──────── DATA RECORDS ────────
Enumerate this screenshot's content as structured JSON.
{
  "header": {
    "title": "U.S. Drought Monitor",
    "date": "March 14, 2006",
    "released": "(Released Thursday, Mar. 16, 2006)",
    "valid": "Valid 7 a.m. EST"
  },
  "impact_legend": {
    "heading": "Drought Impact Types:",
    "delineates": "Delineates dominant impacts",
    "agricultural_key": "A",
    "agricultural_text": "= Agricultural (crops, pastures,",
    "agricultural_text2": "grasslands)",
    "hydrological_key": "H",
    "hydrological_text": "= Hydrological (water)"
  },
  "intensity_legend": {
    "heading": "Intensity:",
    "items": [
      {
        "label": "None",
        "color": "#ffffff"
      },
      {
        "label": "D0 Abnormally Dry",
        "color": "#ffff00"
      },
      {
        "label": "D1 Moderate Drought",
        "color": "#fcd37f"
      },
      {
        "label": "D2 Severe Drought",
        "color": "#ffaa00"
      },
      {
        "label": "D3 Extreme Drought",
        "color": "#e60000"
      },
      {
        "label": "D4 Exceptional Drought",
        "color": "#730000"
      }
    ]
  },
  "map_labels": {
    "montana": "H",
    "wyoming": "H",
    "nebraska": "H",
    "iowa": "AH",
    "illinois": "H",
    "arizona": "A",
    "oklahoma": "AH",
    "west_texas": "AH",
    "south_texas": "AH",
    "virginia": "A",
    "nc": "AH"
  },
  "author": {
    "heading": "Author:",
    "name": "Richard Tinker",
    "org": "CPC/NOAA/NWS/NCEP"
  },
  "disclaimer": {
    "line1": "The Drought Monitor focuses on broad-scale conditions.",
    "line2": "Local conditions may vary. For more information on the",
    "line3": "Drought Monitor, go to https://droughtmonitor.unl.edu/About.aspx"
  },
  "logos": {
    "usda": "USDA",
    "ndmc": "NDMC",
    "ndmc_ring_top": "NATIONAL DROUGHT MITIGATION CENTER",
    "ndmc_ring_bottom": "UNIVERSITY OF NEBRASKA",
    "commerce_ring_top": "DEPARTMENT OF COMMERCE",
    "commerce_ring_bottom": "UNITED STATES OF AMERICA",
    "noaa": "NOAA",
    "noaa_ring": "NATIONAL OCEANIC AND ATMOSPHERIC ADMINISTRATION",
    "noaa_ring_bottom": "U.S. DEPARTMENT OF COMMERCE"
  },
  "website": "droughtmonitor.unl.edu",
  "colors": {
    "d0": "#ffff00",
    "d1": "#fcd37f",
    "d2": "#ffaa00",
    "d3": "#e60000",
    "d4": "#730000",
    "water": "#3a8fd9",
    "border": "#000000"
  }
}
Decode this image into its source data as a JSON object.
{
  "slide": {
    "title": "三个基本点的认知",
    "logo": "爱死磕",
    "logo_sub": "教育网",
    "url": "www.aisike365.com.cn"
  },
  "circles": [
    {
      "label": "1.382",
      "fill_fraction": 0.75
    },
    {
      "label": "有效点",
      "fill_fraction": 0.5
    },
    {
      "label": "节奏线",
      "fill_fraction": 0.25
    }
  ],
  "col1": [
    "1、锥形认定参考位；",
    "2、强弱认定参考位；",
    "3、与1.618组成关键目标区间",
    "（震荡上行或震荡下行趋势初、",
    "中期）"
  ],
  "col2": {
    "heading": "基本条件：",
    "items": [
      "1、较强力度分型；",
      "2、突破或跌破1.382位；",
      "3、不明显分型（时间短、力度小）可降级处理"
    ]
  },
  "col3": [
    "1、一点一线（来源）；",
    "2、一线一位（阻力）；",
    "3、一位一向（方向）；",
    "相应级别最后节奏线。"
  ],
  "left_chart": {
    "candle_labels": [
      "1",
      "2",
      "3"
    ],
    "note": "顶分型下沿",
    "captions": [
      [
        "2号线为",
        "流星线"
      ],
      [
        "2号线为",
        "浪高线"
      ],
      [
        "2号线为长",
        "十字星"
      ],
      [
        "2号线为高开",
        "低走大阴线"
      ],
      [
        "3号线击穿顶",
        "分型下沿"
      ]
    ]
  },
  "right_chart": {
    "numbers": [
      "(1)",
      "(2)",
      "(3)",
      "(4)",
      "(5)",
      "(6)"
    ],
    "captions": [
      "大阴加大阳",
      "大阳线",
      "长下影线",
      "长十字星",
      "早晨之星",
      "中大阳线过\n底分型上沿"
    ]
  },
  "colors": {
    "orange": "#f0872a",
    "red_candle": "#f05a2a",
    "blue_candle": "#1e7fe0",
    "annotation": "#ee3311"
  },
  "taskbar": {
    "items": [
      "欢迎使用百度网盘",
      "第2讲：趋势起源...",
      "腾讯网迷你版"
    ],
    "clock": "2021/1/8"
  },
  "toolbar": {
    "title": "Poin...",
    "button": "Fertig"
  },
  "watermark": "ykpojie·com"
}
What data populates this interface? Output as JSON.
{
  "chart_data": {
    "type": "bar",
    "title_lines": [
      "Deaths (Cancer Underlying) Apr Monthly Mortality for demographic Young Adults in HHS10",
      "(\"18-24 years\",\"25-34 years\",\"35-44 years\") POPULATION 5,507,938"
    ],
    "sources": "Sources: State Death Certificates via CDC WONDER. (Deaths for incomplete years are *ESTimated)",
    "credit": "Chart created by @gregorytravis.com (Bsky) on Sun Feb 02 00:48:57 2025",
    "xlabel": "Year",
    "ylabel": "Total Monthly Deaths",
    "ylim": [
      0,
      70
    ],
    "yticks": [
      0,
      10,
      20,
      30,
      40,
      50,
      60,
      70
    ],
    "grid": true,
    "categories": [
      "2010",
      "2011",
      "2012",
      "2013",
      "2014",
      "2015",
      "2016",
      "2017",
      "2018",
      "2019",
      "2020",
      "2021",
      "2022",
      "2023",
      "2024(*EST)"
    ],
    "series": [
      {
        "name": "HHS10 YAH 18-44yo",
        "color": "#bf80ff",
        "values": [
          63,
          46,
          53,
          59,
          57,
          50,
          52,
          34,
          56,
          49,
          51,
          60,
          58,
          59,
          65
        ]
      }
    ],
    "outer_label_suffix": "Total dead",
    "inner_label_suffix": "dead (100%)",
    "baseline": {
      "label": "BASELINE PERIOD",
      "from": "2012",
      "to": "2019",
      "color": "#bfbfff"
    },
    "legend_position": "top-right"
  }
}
────────
### [EXERCISE GOAL]
Output the listing above without altering a single character.

### [ANSWER TO THIS PROBLEM]
Enumerate this screenshot's content as structured JSON.
{
  "header": {
    "title": "U.S. Drought Monitor",
    "date": "March 14, 2006",
    "released": "(Released Thursday, Mar. 16, 2006)",
    "valid": "Valid 7 a.m. EST"
  },
  "impact_legend": {
    "heading": "Drought Impact Types:",
    "delineates": "Delineates dominant impacts",
    "agricultural_key": "A",
    "agricultural_text": "= Agricultural (crops, pastures,",
    "agricultural_text2": "grasslands)",
    "hydrological_key": "H",
    "hydrological_text": "= Hydrological (water)"
  },
  "intensity_legend": {
    "heading": "Intensity:",
    "items": [
      {
        "label": "None",
        "color": "#ffffff"
      },
      {
        "label": "D0 Abnormally Dry",
        "color": "#ffff00"
      },
      {
        "label": "D1 Moderate Drought",
        "color": "#fcd37f"
      },
      {
        "label": "D2 Severe Drought",
        "color": "#ffaa00"
      },
      {
        "label": "D3 Extreme Drought",
        "color": "#e60000"
      },
      {
        "label": "D4 Exceptional Drought",
        "color": "#730000"
      }
    ]
  },
  "map_labels": {
    "montana": "H",
    "wyoming": "H",
    "nebraska": "H",
    "iowa": "AH",
    "illinois": "H",
    "arizona": "A",
    "oklahoma": "AH",
    "west_texas": "AH",
    "south_texas": "AH",
    "virginia": "A",
    "nc": "AH"
  },
  "author": {
    "heading": "Author:",
    "name": "Richard Tinker",
    "org": "CPC/NOAA/NWS/NCEP"
  },
  "disclaimer": {
    "line1": "The Drought Monitor focuses on broad-scale conditions.",
    "line2": "Local conditions may vary. For more information on the",
    "line3": "Drought Monitor, go to https://droughtmonitor.unl.edu/About.aspx"
  },
  "logos": {
    "usda": "USDA",
    "ndmc": "NDMC",
    "ndmc_ring_top": "NATIONAL DROUGHT MITIGATION CENTER",
    "ndmc_ring_bottom": "UNIVERSITY OF NEBRASKA",
    "commerce_ring_top": "DEPARTMENT OF COMMERCE",
    "commerce_ring_bottom": "UNITED STATES OF AMERICA",
    "noaa": "NOAA",
    "noaa_ring": "NATIONAL OCEANIC AND ATMOSPHERIC ADMINISTRATION",
    "noaa_ring_bottom": "U.S. DEPARTMENT OF COMMERCE"
  },
  "website": "droughtmonitor.unl.edu",
  "colors": {
    "d0": "#ffff00",
    "d1": "#fcd37f",
    "d2": "#ffaa00",
    "d3": "#e60000",
    "d4": "#730000",
    "water": "#3a8fd9",
    "border": "#000000"
  }
}
Decode this image into its source data as a JSON object.
{
  "slide": {
    "title": "三个基本点的认知",
    "logo": "爱死磕",
    "logo_sub": "教育网",
    "url": "www.aisike365.com.cn"
  },
  "circles": [
    {
      "label": "1.382",
      "fill_fraction": 0.75
    },
    {
      "label": "有效点",
      "fill_fraction": 0.5
    },
    {
      "label": "节奏线",
      "fill_fraction": 0.25
    }
  ],
  "col1": [
    "1、锥形认定参考位；",
    "2、强弱认定参考位；",
    "3、与1.618组成关键目标区间",
    "（震荡上行或震荡下行趋势初、",
    "中期）"
  ],
  "col2": {
    "heading": "基本条件：",
    "items": [
      "1、较强力度分型；",
      "2、突破或跌破1.382位；",
      "3、不明显分型（时间短、力度小）可降级处理"
    ]
  },
  "col3": [
    "1、一点一线（来源）；",
    "2、一线一位（阻力）；",
    "3、一位一向（方向）；",
    "相应级别最后节奏线。"
  ],
  "left_chart": {
    "candle_labels": [
      "1",
      "2",
      "3"
    ],
    "note": "顶分型下沿",
    "captions": [
      [
        "2号线为",
        "流星线"
      ],
      [
        "2号线为",
        "浪高线"
      ],
      [
        "2号线为长",
        "十字星"
      ],
      [
        "2号线为高开",
        "低走大阴线"
      ],
      [
        "3号线击穿顶",
        "分型下沿"
      ]
    ]
  },
  "right_chart": {
    "numbers": [
      "(1)",
      "(2)",
      "(3)",
      "(4)",
      "(5)",
      "(6)"
    ],
    "captions": [
      "大阴加大阳",
      "大阳线",
      "长下影线",
      "长十字星",
      "早晨之星",
      "中大阳线过\n底分型上沿"
    ]
  },
  "colors": {
    "orange": "#f0872a",
    "red_candle": "#f05a2a",
    "blue_candle": "#1e7fe0",
    "annotation": "#ee3311"
  },
  "taskbar": {
    "items": [
      "欢迎使用百度网盘",
      "第2讲：趋势起源...",
      "腾讯网迷你版"
    ],
    "clock": "2021/1/8"
  },
  "toolbar": {
    "title": "Poin...",
    "button": "Fertig"
  },
  "watermark": "ykpojie·com"
}
What data populates this interface? Output as JSON.
{
  "chart_data": {
    "type": "bar",
    "title_lines": [
      "Deaths (Cancer Underlying) Apr Monthly Mortality for demographic Young Adults in HHS10",
      "(\"18-24 years\",\"25-34 years\",\"35-44 years\") POPULATION 5,507,938"
    ],
    "sources": "Sources: State Death Certificates via CDC WONDER. (Deaths for incomplete years are *ESTimated)",
    "credit": "Chart created by @gregorytravis.com (Bsky) on Sun Feb 02 00:48:57 2025",
    "xlabel": "Year",
    "ylabel": "Total Monthly Deaths",
    "ylim": [
      0,
      70
    ],
    "yticks": [
      0,
      10,
      20,
      30,
      40,
      50,
      60,
      70
    ],
    "grid": true,
    "categories": [
      "2010",
      "2011",
      "2012",
      "2013",
      "2014",
      "2015",
      "2016",
      "2017",
      "2018",
      "2019",
      "2020",
      "2021",
      "2022",
      "2023",
      "2024(*EST)"
    ],
    "series": [
      {
        "name": "HHS10 YAH 18-44yo",
        "color": "#bf80ff",
        "values": [
          63,
          46,
          53,
          59,
          57,
          50,
          52,
          34,
          56,
          49,
          51,
          60,
          58,
          59,
          65
        ]
      }
    ],
    "outer_label_suffix": "Total dead",
    "inner_label_suffix": "dead (100%)",
    "baseline": {
      "label": "BASELINE PERIOD",
      "from": "2012",
      "to": "2019",
      "color": "#bfbfff"
    },
    "legend_position": "top-right"
  }
}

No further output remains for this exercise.